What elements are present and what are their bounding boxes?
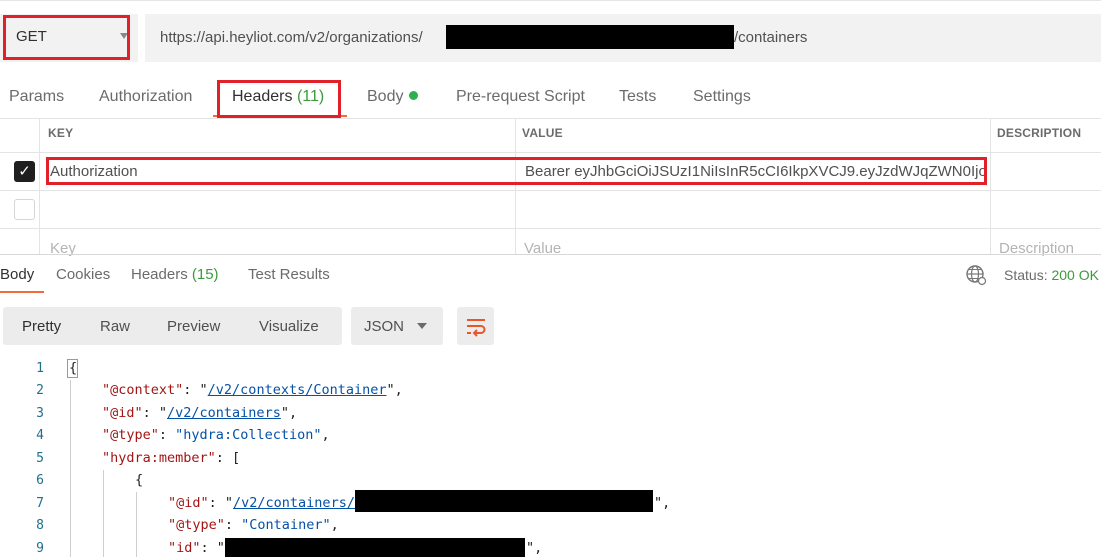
row-enabled-checkbox[interactable]: ✓ (14, 161, 35, 182)
tab-body[interactable]: Body (367, 88, 419, 106)
indent-guide (136, 492, 137, 557)
indent-guide (103, 470, 104, 557)
format-label: JSON (364, 318, 405, 335)
line-number: 2 (36, 383, 44, 398)
tab-body-label: Body (367, 88, 404, 105)
globe-icon[interactable] (965, 264, 987, 286)
response-divider (0, 254, 1101, 255)
response-tab-headers[interactable]: Headers (15) (131, 266, 219, 283)
row-empty-checkbox[interactable] (14, 199, 35, 220)
column-divider (515, 118, 516, 254)
wrap-lines-icon (467, 319, 486, 337)
indent-guide (70, 380, 71, 557)
line-number: 7 (36, 496, 44, 511)
line-number: 6 (36, 473, 44, 488)
json-key: "@id" (168, 495, 209, 511)
json-link[interactable]: /v2/containers/ (233, 495, 355, 511)
line-number: 5 (36, 451, 44, 466)
line-number: 4 (36, 428, 44, 443)
body-indicator-dot (409, 91, 419, 100)
code-line-6: { (135, 472, 144, 488)
json-key: "hydra:member" (102, 450, 216, 466)
response-status: Status: 200 OK (1004, 267, 1099, 283)
code-line-7: "@id": "/v2/containers/ (168, 495, 355, 511)
json-key: "@id" (102, 405, 143, 421)
chevron-down-icon (417, 323, 427, 329)
column-header-value: VALUE (522, 126, 563, 140)
url-suffix: /containers (734, 29, 808, 46)
response-active-tab-indicator (0, 291, 44, 293)
view-raw-button[interactable]: Raw (100, 318, 130, 335)
json-key: "@type" (102, 427, 159, 443)
json-string: "Container" (241, 517, 331, 533)
id-redaction (355, 490, 653, 512)
code-line-9: "id": " (168, 540, 225, 556)
url-prefix: https://api.heyliot.com/v2/organizations… (160, 29, 423, 46)
tab-prerequest-script[interactable]: Pre-request Script (456, 88, 585, 106)
response-tab-headers-label: Headers (131, 266, 188, 283)
column-header-key: KEY (48, 126, 74, 140)
json-key: "@type" (168, 517, 225, 533)
json-link[interactable]: /v2/contexts/Container (208, 382, 387, 398)
authorization-row-highlight (46, 157, 987, 185)
json-punct: : [ (215, 450, 241, 466)
code-line-9-end: ", (526, 540, 543, 556)
response-tab-headers-count: (15) (191, 266, 219, 283)
tab-settings[interactable]: Settings (693, 88, 751, 106)
response-tab-body[interactable]: Body (0, 266, 34, 283)
view-visualize-button[interactable]: Visualize (259, 318, 319, 335)
status-value: 200 OK (1051, 267, 1099, 283)
view-pretty-button[interactable]: Pretty (22, 318, 61, 335)
view-preview-button[interactable]: Preview (167, 318, 220, 335)
row-divider (0, 190, 1101, 191)
url-redaction (446, 25, 734, 49)
code-line-1: { (69, 360, 78, 376)
line-number: 3 (36, 406, 44, 421)
row-divider (0, 228, 1101, 229)
line-number: 1 (36, 361, 44, 376)
tab-tests[interactable]: Tests (619, 88, 656, 106)
json-key: "id" (168, 540, 201, 556)
code-line-3: "@id": "/v2/containers", (102, 405, 298, 421)
id-redaction (225, 538, 525, 557)
tab-params[interactable]: Params (9, 88, 64, 106)
column-divider (990, 118, 991, 254)
method-highlight (3, 15, 130, 60)
code-line-7-end: ", (654, 495, 671, 511)
code-line-8: "@type": "Container", (168, 517, 339, 533)
line-number: 9 (36, 541, 44, 556)
column-header-description: DESCRIPTION (997, 126, 1082, 140)
code-line-4: "@type": "hydra:Collection", (102, 427, 330, 443)
column-divider (39, 118, 40, 254)
tab-authorization[interactable]: Authorization (99, 88, 192, 106)
headers-tab-highlight (217, 80, 341, 118)
code-line-2: "@context": "/v2/contexts/Container", (102, 382, 403, 398)
line-number: 8 (36, 518, 44, 533)
response-tab-test-results[interactable]: Test Results (248, 266, 330, 283)
top-divider (0, 0, 1101, 1)
json-string: "hydra:Collection" (175, 427, 322, 443)
table-top-border (0, 118, 1101, 119)
status-label: Status: (1004, 267, 1048, 283)
json-key: "@context" (102, 382, 184, 398)
table-header-border (0, 152, 1101, 153)
check-icon: ✓ (18, 163, 31, 180)
json-link[interactable]: /v2/containers (167, 405, 281, 421)
code-line-5: "hydra:member": [ (102, 450, 240, 466)
response-tab-cookies[interactable]: Cookies (56, 266, 110, 283)
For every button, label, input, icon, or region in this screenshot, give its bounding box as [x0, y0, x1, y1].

________

Return every line of the items above verbatim, omitting the pictures.

(RESPONSE BELOW):
What elements are present and what are their bounding boxes?
row-enabled-checkbox[interactable]: ✓ (14, 161, 35, 182)
tab-body[interactable]: Body (367, 88, 419, 106)
indent-guide (136, 492, 137, 557)
indent-guide (103, 470, 104, 557)
format-label: JSON (364, 318, 405, 335)
line-number: 2 (36, 383, 44, 398)
tab-body-label: Body (367, 88, 404, 105)
globe-icon[interactable] (965, 264, 987, 286)
response-divider (0, 254, 1101, 255)
response-tab-headers[interactable]: Headers (15) (131, 266, 219, 283)
row-empty-checkbox[interactable] (14, 199, 35, 220)
column-divider (515, 118, 516, 254)
wrap-lines-icon (467, 319, 486, 337)
indent-guide (70, 380, 71, 557)
line-number: 7 (36, 496, 44, 511)
line-number: 6 (36, 473, 44, 488)
json-key: "@id" (168, 495, 209, 511)
json-link[interactable]: /v2/containers/ (233, 495, 355, 511)
line-number: 5 (36, 451, 44, 466)
line-number: 4 (36, 428, 44, 443)
body-indicator-dot (409, 91, 419, 100)
code-line-6: { (135, 472, 144, 488)
json-key: "hydra:member" (102, 450, 216, 466)
response-status: Status: 200 OK (1004, 267, 1099, 283)
code-line-7: "@id": "/v2/containers/ (168, 495, 355, 511)
json-key: "@id" (102, 405, 143, 421)
chevron-down-icon (417, 323, 427, 329)
column-header-value: VALUE (522, 126, 563, 140)
url-suffix: /containers (734, 29, 808, 46)
response-active-tab-indicator (0, 291, 44, 293)
view-raw-button[interactable]: Raw (100, 318, 130, 335)
json-key: "@type" (102, 427, 159, 443)
json-string: "Container" (241, 517, 331, 533)
id-redaction (355, 490, 653, 512)
code-line-9: "id": " (168, 540, 225, 556)
url-prefix: https://api.heyliot.com/v2/organizations… (160, 29, 423, 46)
tab-prerequest-script[interactable]: Pre-request Script (456, 88, 585, 106)
response-tab-headers-label: Headers (131, 266, 188, 283)
column-header-key: KEY (48, 126, 74, 140)
json-key: "@type" (168, 517, 225, 533)
json-link[interactable]: /v2/contexts/Container (208, 382, 387, 398)
authorization-row-highlight (46, 157, 987, 185)
json-punct: : [ (215, 450, 241, 466)
code-line-9-end: ", (526, 540, 543, 556)
response-tab-headers-count: (15) (191, 266, 219, 283)
tab-settings[interactable]: Settings (693, 88, 751, 106)
response-tab-body[interactable]: Body (0, 266, 34, 283)
view-visualize-button[interactable]: Visualize (259, 318, 319, 335)
status-value: 200 OK (1051, 267, 1099, 283)
view-pretty-button[interactable]: Pretty (22, 318, 61, 335)
view-preview-button[interactable]: Preview (167, 318, 220, 335)
row-divider (0, 190, 1101, 191)
url-redaction (446, 25, 734, 49)
code-line-1: { (69, 360, 78, 376)
line-number: 3 (36, 406, 44, 421)
row-divider (0, 228, 1101, 229)
line-number: 1 (36, 361, 44, 376)
tab-tests[interactable]: Tests (619, 88, 656, 106)
json-key: "id" (168, 540, 201, 556)
code-line-3: "@id": "/v2/containers", (102, 405, 298, 421)
id-redaction (225, 538, 525, 557)
tab-params[interactable]: Params (9, 88, 64, 106)
column-divider (990, 118, 991, 254)
method-highlight (3, 15, 130, 60)
code-line-7-end: ", (654, 495, 671, 511)
code-line-8: "@type": "Container", (168, 517, 339, 533)
line-number: 9 (36, 541, 44, 556)
column-header-description: DESCRIPTION (997, 126, 1082, 140)
code-line-4: "@type": "hydra:Collection", (102, 427, 330, 443)
column-divider (39, 118, 40, 254)
tab-authorization[interactable]: Authorization (99, 88, 192, 106)
headers-tab-highlight (217, 80, 341, 118)
code-line-2: "@context": "/v2/contexts/Container", (102, 382, 403, 398)
line-number: 8 (36, 518, 44, 533)
response-tab-test-results[interactable]: Test Results (248, 266, 330, 283)
top-divider (0, 0, 1101, 1)
json-string: "hydra:Collection" (175, 427, 322, 443)
table-top-border (0, 118, 1101, 119)
status-label: Status: (1004, 267, 1048, 283)
json-key: "@context" (102, 382, 184, 398)
table-header-border (0, 152, 1101, 153)
check-icon: ✓ (18, 163, 31, 180)
json-link[interactable]: /v2/containers (167, 405, 281, 421)
code-line-5: "hydra:member": [ (102, 450, 240, 466)
response-tab-cookies[interactable]: Cookies (56, 266, 110, 283)
For every button, label, input, icon, or region in this screenshot, give its bounding box as [x0, y0, x1, y1].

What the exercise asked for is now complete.